(Collected data entries)
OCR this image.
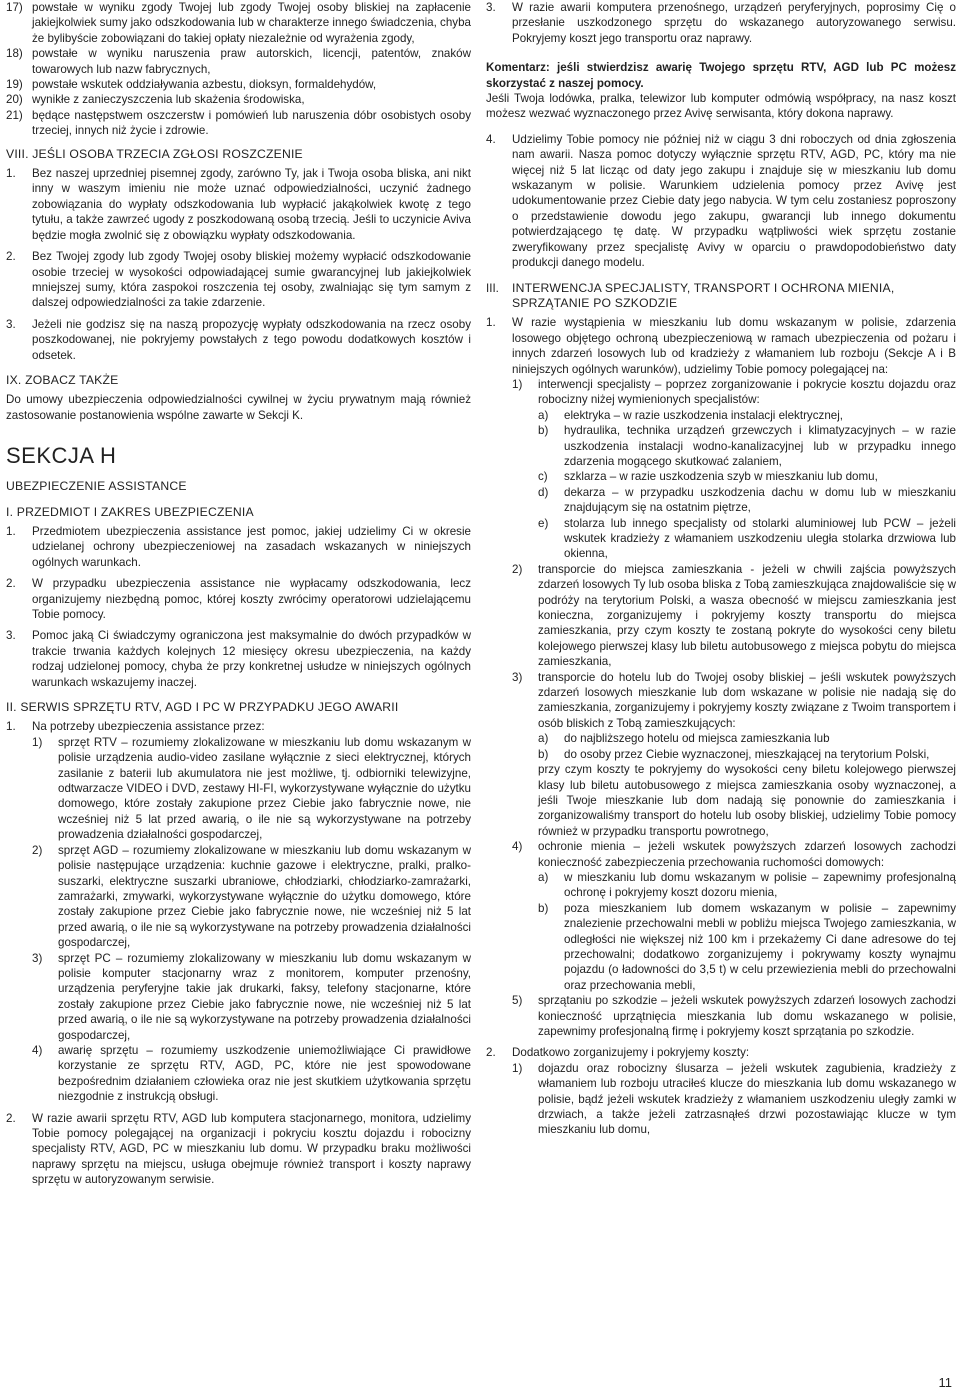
17) powstałe w wyniku zgody Twojej lub zgody Twojej osoby bliskiej na zapłacenie jakiejkolwiek sumy jako odszkodowania lub w charakterze innego świadczenia, chyba że bylibyście zobowiązani do takiej opłaty niezależnie od wyrażenia zgody,
18) powstałe w wyniku naruszenia praw autorskich, licencji, patentów, znaków towarowych lub nazw fabrycznych,
19) powstałe wskutek oddziaływania azbestu, dioksyn, formaldehydów,
20) wynikłe z zanieczyszczenia lub skażenia środowiska,
21) będące następstwem oszczerstw i pomówień lub naruszenia dóbr osobistych osoby trzeciej, innych niż życie i zdrowie.
VIII. JEŚLI OSOBA TRZECIA ZGŁOSI ROSZCZENIE
1.	Bez naszej uprzedniej pisemnej zgody, zarówno Ty, jak i Twoja osoba bliska, ani nikt inny w waszym imieniu nie może uznać odpowiedzialności, uczynić żadnego zobowiązania do wypłaty odszkodowania lub wypłacić jakąkolwiek kwotę z tego tytułu, a także zawrzeć ugody z poszkodowaną osobą trzecią. Jeśli to uczynicie Aviva będzie mogła zwolnić się z obowiązku wypłaty odszkodowania.
2.	Bez Twojej zgody lub zgody Twojej osoby bliskiej możemy wypłacić odszkodowanie osobie trzeciej w wysokości odpowiadającej sumie gwarancyjnej lub jakiejkolwiek mniejszej sumy, która zaspokoi roszczenia tej osoby, zwalniając się tym samym z dalszej odpowiedzialności za takie zdarzenie.
3.	Jeżeli nie godzisz się na naszą propozycję wypłaty odszkodowania na rzecz osoby poszkodowanej, nie pokryjemy powstałych z tego powodu dodatkowych kosztów i odsetek.
IX. ZOBACZ TAKŻE

Do umowy ubezpieczenia odpowiedzialności cywilnej w życiu prywatnym mają również zastosowanie postanowienia wspólne zawarte w Sekcji K.

SEKCJA H
UBEZPIECZENIE ASSISTANCE
I. PRZEDMIOT I ZAKRES UBEZPIECZENIA
1.	Przedmiotem ubezpieczenia assistance jest pomoc, jakiej udzielimy Ci w okresie udzielanej ochrony ubezpieczeniowej na zasadach wskazanych w niniejszych ogólnych warunkach.
2.	W przypadku ubezpieczenia assistance nie wypłacamy odszkodowania, lecz organizujemy niezbędną pomoc, której koszty zwrócimy operatorowi udzielającemu Tobie pomocy.
3.	Pomoc jaką Ci świadczymy ograniczona jest maksymalnie do dwóch przypadków w trakcie trwania każdych kolejnych 12 miesięcy okresu ubezpieczenia, na każdy rodzaj udzielonej pomocy, chyba że przy konkretnej usłudze w niniejszych ogólnych warunkach wskazujemy inaczej.
II. SERWIS SPRZĘTU RTV, AGD I PC W PRZYPADKU JEGO AWARII
1.	Na potrzeby ubezpieczenia assistance przez:
1)	sprzęt RTV – rozumiemy zlokalizowane w mieszkaniu lub domu wskazanym w polisie urządzenia audio-video zasilane wyłącznie z sieci elektrycznej, których zasilanie z baterii lub akumulatora nie jest możliwe, tj. odbiorniki telewizyjne, odtwarzacze VIDEO i DVD, zestawy HI-FI, wykorzystywane wyłącznie do użytku domowego, które zostały zakupione przez Ciebie jako fabrycznie nowe, nie wcześniej niż 5 lat przed awarią, o ile nie są wykorzystywane na potrzeby prowadzenia działalności gospodarczej,
2)	sprzęt AGD – rozumiemy zlokalizowane w mieszkaniu lub domu wskazanym w polisie następujące urządzenia: kuchnie gazowe i elektryczne, pralki, pralko-suszarki, elektryczne suszarki ubraniowe, chłodziarki, chłodziarko-zamrażarki, zamrażarki, zmywarki, wykorzystywane wyłącznie do użytku domowego, które zostały zakupione przez Ciebie jako fabrycznie nowe, nie wcześniej niż 5 lat przed awarią, o ile nie są wykorzystywane na potrzeby prowadzenia działalności gospodarczej,
3)	sprzęt PC – rozumiemy zlokalizowany w mieszkaniu lub domu wskazanym w polisie komputer stacjonarny wraz z monitorem, komputer przenośny, urządzenia peryferyjne takie jak drukarki, faksy, telefony stacjonarne, które zostały zakupione przez Ciebie jako fabrycznie nowe, nie wcześniej niż 5 lat przed awarią, o ile nie są wykorzystywane na potrzeby prowadzenia działalności gospodarczej,
4)	awarię sprzętu – rozumiemy uszkodzenie uniemożliwiające Ci prawidłowe korzystanie ze sprzętu RTV, AGD, PC, które nie jest spowodowane bezpośrednim działaniem człowieka oraz nie jest skutkiem użytkowania sprzętu niezgodnie z instrukcją obsługi.
2.	W razie awarii sprzętu RTV, AGD lub komputera stacjonarnego, monitora, udzielimy Tobie pomocy polegającej na organizacji i pokryciu kosztu dojazdu i robocizny specjalisty RTV, AGD, PC w mieszkaniu lub domu. W przypadku braku możliwości naprawy sprzętu na miejscu, usługa obejmuje również transport i koszty naprawy sprzętu w autoryzowanym serwisie.
3.	W razie awarii komputera przenośnego, urządzeń peryferyjnych, poprosimy Cię o przesłanie uszkodzonego sprzętu do wskazanego autoryzowanego serwisu. Pokryjemy koszt jego transportu oraz naprawy.

Komentarz: jeśli stwierdzisz awarię Twojego sprzętu RTV, AGD lub PC możesz skorzystać z naszej pomocy.

Jeśli Twoja lodówka, pralka, telewizor lub komputer odmówią współpracy, na nasz koszt możesz wezwać wyznaczonego przez Avivę serwisanta, który dokona naprawy.

4.	Udzielimy Tobie pomocy nie później niż w ciągu 3 dni roboczych od dnia zgłoszenia nam awarii. Nasza pomoc dotyczy wyłącznie sprzętu RTV, AGD, PC, który ma nie więcej niż 5 lat licząc od daty jego zakupu i znajduje się w mieszkaniu lub domu wskazanym w polisie. Warunkiem udzielenia pomocy przez Avivę jest udokumentowanie przez Ciebie daty jego nabycia. W tym celu zostaniesz poproszony o przedstawienie dowodu jego zakupu, gwarancji lub innego dokumentu potwierdzającego tę datę. W przypadku wątpliwości wiek sprzętu zostanie zweryfikowany przez specjalistę Avivy w oparciu o prawdopodobieństwo daty produkcji danego modelu.
III.	INTERWENCJA SPECJALISTY, TRANSPORT I OCHRONA MIENIA, SPRZĄTANIE PO SZKODZIE
1.	W razie wystąpienia w mieszkaniu lub domu wskazanym w polisie, zdarzenia losowego objętego ochroną ubezpieczeniową w ramach ubezpieczenia od pożaru i innych zdarzeń losowych lub od kradzieży z włamaniem lub rozboju (Sekcje A i B niniejszych ogólnych warunków), udzielimy Tobie pomocy polegającej na:
1)	interwencji specjalisty – poprzez zorganizowanie i pokrycie kosztu dojazdu oraz robocizny niżej wymienionych specjalistów:
a)	elektryka – w razie uszkodzenia instalacji elektrycznej,
b)	hydraulika, technika urządzeń grzewczych i klimatyzacyjnych – w razie uszkodzenia instalacji wodno-kanalizacyjnej lub w przypadku innego zdarzenia mogącego skutkować zalaniem,
c)	szklarza – w razie uszkodzenia szyb w mieszkaniu lub domu,
d)	dekarza – w przypadku uszkodzenia dachu w domu lub w mieszkaniu znajdującym się na ostatnim piętrze,
e)	stolarza lub innego specjalisty od stolarki aluminiowej lub PCW – jeżeli wskutek kradzieży z włamaniem uszkodzeniu uległa stolarka drzwiowa lub okienna,
2)	transporcie do miejsca zamieszkania - jeżeli w chwili zajścia powyższych zdarzeń losowych Ty lub osoba bliska z Tobą zamieszkująca znajdowaliście się w podróży na terytorium Polski, a wasza obecność w miejscu zamieszkania jest konieczna, zorganizujemy i pokryjemy koszty transportu do miejsca zamieszkania, przy czym koszty te zostaną pokryte do wysokości ceny biletu kolejowego pierwszej klasy lub biletu autobusowego z miejsca pobytu do miejsca zamieszkania,
3)	transporcie do hotelu lub do Twojej osoby bliskiej – jeśli wskutek powyższych zdarzeń losowych mieszkanie lub dom wskazane w polisie nie nadają się do zamieszkania, zorganizujemy i pokryjemy koszty związane z Twoim transportem i osób bliskich z Tobą zamieszkujących:
a)	do najbliższego hotelu od miejsca zamieszkania lub
b)	do osoby przez Ciebie wyznaczonej, mieszkającej na terytorium Polski,

przy czym koszty te pokryjemy do wysokości ceny biletu kolejowego pierwszej klasy lub biletu autobusowego z miejsca zamieszkania osoby wyznaczonej, a jeśli Twoje mieszkanie lub dom nadają się ponownie do zamieszkania i zorganizowaliśmy transport do hotelu lub osoby bliskiej, udzielimy Tobie pomocy również w przypadku transportu powrotnego,

4)	ochronie mienia – jeżeli wskutek powyższych zdarzeń losowych zachodzi konieczność zabezpieczenia przechowania ruchomości domowych:
a)	w mieszkaniu lub domu wskazanym w polisie – zapewnimy profesjonalną ochronę i pokryjemy koszt dozoru mienia,
b)	poza mieszkaniem lub domem wskazanym w polisie – zapewnimy znalezienie przechowalni mebli w pobliżu miejsca Twojego zamieszkania, w odległości nie większej niż 100 km i przekażemy Ci dane adresowe do tej przechowalni; dodatkowo zorganizujemy i pokrywamy koszty wynajmu pojazdu (o ładowności do 3,5 t) w celu przewiezienia mebli do przechowalni oraz przechowania mebli,
5)	sprzątaniu po szkodzie – jeżeli wskutek powyższych zdarzeń losowych zachodzi konieczność uprzątnięcia mieszkania lub domu wskazanego w polisie, zapewnimy profesjonalną firmę i pokryjemy koszt sprzątania po szkodzie.
2.	Dodatkowo zorganizujemy i pokryjemy koszty:
1)	dojazdu oraz robocizny ślusarza – jeżeli wskutek zagubienia, kradzieży z włamaniem lub rozboju utraciłeś klucze do mieszkania lub domu wskazanego w polisie, bądź jeżeli wskutek kradzieży z włamaniem uszkodzeniu uległy zamki w drzwiach, a także jeżeli zatrzasnąłeś drzwi pozostawiając klucze w tym mieszkaniu lub domu,
11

◆ Written problem
Copy every line of the records above that holds the word "Twoja".

◆ The answer
1.	Bez naszej uprzedniej pisemnej zgody, zarówno Ty, jak i Twoja osoba bliska, ani nikt inny w waszym imieniu nie może uznać odpowiedzialności, uczynić żadnego zobowiązania do wypłaty odszkodowania lub wypłacić jakąkolwiek kwotę z tego tytułu, a także zawrzeć ugody z poszkodowaną osobą trzecią. Jeśli to uczynicie Aviva będzie mogła zwolnić się z obowiązku wypłaty odszkodowania.
Jeśli Twoja lodówka, pralka, telewizor lub komputer odmówią współpracy, na nasz koszt możesz wezwać wyznaczonego przez Avivę serwisanta, który dokona naprawy.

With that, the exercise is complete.